### Work to complete
List each line in which the string "各位代表" appears.

....................

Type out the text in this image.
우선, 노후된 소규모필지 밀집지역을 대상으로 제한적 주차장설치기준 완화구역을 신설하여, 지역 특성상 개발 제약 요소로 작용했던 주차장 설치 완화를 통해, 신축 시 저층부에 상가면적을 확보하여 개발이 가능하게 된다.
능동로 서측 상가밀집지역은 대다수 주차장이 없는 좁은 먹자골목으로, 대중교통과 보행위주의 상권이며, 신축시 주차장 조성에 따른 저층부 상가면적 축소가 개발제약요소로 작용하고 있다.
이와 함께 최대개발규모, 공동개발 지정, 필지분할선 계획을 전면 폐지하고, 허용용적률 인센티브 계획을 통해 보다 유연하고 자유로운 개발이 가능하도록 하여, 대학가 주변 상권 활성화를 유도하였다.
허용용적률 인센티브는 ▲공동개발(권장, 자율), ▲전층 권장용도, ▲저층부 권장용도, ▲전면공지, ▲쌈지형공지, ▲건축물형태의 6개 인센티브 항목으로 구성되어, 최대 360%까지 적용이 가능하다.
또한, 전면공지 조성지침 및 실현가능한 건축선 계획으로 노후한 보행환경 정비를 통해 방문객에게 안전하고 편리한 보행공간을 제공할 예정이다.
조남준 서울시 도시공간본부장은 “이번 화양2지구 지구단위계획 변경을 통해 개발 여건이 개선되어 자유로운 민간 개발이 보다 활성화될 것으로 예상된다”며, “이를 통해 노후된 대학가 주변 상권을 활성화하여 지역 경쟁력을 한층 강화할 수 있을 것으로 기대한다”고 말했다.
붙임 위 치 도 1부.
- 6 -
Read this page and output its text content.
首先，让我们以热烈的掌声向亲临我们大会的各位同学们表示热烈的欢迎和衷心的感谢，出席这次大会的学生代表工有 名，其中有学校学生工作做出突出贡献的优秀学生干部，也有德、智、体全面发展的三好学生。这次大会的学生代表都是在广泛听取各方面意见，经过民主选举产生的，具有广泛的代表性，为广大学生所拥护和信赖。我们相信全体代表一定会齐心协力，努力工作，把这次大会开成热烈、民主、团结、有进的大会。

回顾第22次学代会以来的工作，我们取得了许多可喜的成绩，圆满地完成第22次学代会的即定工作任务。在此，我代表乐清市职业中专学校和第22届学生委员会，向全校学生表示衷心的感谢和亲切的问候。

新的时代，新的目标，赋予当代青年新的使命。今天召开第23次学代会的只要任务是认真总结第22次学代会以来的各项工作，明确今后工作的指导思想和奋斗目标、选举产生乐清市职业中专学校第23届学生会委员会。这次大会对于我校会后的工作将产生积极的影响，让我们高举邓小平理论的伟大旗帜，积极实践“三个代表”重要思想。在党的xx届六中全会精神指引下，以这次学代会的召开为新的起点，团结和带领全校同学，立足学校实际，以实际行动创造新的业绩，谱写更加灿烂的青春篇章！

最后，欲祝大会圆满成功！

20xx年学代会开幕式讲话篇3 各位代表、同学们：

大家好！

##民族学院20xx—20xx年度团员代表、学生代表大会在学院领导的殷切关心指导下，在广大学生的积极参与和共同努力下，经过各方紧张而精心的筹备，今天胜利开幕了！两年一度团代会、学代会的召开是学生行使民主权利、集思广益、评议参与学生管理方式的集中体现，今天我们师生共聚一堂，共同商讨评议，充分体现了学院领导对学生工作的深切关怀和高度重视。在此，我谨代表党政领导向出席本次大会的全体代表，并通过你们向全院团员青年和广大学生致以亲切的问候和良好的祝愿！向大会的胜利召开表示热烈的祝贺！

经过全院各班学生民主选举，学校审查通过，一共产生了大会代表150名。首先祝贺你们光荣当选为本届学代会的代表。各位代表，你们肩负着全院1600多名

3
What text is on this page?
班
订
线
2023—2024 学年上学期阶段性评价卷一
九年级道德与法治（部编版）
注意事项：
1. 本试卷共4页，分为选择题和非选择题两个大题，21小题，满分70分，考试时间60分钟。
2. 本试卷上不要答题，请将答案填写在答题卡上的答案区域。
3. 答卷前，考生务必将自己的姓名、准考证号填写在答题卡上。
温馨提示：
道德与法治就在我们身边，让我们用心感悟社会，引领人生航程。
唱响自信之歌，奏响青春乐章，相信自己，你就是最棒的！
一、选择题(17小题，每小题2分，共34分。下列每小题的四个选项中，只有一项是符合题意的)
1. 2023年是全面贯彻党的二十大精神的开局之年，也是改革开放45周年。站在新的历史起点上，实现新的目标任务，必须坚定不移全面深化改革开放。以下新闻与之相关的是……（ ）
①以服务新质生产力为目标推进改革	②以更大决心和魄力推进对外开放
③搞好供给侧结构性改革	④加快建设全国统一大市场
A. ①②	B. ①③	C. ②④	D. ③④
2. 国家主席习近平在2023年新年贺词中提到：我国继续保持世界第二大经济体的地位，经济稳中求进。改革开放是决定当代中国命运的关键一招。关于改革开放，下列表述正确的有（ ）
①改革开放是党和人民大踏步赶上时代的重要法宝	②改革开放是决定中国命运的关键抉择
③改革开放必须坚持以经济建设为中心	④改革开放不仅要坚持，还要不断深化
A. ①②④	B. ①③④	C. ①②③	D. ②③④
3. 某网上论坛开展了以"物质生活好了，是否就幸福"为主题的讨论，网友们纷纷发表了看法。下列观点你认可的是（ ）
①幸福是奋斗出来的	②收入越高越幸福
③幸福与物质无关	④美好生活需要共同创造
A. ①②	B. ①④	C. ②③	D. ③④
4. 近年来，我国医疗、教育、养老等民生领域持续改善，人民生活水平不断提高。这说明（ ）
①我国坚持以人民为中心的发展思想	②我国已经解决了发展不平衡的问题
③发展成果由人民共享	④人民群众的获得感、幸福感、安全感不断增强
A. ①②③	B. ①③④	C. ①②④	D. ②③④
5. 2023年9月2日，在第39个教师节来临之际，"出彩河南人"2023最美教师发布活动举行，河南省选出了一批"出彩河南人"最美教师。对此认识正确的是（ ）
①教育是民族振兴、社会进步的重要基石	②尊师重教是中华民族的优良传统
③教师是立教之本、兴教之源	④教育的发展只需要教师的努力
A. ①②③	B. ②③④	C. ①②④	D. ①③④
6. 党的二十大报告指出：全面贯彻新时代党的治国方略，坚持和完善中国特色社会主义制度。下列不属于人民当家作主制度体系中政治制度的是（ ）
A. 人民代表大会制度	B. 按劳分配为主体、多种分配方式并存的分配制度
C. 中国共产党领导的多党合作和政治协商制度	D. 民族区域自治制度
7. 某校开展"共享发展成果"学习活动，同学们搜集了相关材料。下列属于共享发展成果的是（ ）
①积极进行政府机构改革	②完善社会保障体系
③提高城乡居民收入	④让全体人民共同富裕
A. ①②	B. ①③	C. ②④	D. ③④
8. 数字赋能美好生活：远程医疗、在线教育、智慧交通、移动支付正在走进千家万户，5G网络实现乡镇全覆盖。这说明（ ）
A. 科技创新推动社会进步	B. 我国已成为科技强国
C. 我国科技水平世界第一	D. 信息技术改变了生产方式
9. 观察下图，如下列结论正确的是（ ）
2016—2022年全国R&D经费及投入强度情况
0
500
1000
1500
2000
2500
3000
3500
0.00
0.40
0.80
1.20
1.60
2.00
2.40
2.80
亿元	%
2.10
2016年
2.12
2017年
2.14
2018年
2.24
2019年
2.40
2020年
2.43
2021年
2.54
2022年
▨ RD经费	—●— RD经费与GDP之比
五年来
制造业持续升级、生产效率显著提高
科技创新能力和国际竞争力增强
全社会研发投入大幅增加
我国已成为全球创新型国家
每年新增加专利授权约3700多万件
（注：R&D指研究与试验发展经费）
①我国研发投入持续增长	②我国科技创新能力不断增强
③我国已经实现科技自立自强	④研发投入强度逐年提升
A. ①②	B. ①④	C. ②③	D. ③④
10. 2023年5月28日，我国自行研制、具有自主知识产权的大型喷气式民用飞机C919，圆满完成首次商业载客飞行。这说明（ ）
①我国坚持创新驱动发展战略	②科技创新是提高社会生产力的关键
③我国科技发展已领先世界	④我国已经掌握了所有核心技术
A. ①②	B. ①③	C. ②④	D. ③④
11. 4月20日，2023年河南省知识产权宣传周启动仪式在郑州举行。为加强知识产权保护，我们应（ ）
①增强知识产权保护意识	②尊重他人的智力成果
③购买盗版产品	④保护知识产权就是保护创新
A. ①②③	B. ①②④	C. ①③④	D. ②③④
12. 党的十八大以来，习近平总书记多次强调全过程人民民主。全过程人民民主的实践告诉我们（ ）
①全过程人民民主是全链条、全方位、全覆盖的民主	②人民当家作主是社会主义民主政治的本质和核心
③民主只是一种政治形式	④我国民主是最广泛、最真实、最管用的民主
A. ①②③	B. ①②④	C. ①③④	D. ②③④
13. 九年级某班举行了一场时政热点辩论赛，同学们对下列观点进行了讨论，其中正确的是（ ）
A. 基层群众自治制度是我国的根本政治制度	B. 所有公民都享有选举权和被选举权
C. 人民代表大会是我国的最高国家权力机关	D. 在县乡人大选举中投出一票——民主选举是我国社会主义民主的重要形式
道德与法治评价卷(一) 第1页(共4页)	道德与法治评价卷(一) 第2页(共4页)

....................

### Task result
20xx年学代会开幕式讲话篇3 各位代表、同学们：
经过全院各班学生民主选举，学校审查通过，一共产生了大会代表150名。首先祝贺你们光荣当选为本届学代会的代表。各位代表，你们肩负着全院1600多名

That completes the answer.